==== Information shown

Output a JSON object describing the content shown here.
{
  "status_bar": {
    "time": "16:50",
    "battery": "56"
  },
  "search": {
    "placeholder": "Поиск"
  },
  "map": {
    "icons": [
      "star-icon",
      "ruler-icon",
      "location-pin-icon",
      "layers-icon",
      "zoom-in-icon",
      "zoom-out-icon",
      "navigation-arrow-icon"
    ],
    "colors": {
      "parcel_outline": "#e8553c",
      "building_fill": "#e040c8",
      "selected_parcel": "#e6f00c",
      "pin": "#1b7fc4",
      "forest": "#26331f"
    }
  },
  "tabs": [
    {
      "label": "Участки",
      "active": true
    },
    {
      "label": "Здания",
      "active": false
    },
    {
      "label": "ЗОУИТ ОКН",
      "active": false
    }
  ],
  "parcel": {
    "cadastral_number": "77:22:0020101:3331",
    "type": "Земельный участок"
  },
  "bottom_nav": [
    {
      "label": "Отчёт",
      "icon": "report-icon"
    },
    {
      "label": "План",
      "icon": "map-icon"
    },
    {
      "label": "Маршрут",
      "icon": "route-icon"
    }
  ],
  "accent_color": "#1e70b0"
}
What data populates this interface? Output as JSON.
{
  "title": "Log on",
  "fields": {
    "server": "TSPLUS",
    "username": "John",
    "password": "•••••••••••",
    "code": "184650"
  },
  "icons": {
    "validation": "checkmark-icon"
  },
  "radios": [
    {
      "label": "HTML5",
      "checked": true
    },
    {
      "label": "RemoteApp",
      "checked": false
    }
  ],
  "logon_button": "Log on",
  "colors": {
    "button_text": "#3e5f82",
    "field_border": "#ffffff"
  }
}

========

_Aim of the exercise:_
Could you reproduce every record above exactly as it appears?

_Correct result:_
Output a JSON object describing the content shown here.
{
  "status_bar": {
    "time": "16:50",
    "battery": "56"
  },
  "search": {
    "placeholder": "Поиск"
  },
  "map": {
    "icons": [
      "star-icon",
      "ruler-icon",
      "location-pin-icon",
      "layers-icon",
      "zoom-in-icon",
      "zoom-out-icon",
      "navigation-arrow-icon"
    ],
    "colors": {
      "parcel_outline": "#e8553c",
      "building_fill": "#e040c8",
      "selected_parcel": "#e6f00c",
      "pin": "#1b7fc4",
      "forest": "#26331f"
    }
  },
  "tabs": [
    {
      "label": "Участки",
      "active": true
    },
    {
      "label": "Здания",
      "active": false
    },
    {
      "label": "ЗОУИТ ОКН",
      "active": false
    }
  ],
  "parcel": {
    "cadastral_number": "77:22:0020101:3331",
    "type": "Земельный участок"
  },
  "bottom_nav": [
    {
      "label": "Отчёт",
      "icon": "report-icon"
    },
    {
      "label": "План",
      "icon": "map-icon"
    },
    {
      "label": "Маршрут",
      "icon": "route-icon"
    }
  ],
  "accent_color": "#1e70b0"
}
What data populates this interface? Output as JSON.
{
  "title": "Log on",
  "fields": {
    "server": "TSPLUS",
    "username": "John",
    "password": "•••••••••••",
    "code": "184650"
  },
  "icons": {
    "validation": "checkmark-icon"
  },
  "radios": [
    {
      "label": "HTML5",
      "checked": true
    },
    {
      "label": "RemoteApp",
      "checked": false
    }
  ],
  "logon_button": "Log on",
  "colors": {
    "button_text": "#3e5f82",
    "field_border": "#ffffff"
  }
}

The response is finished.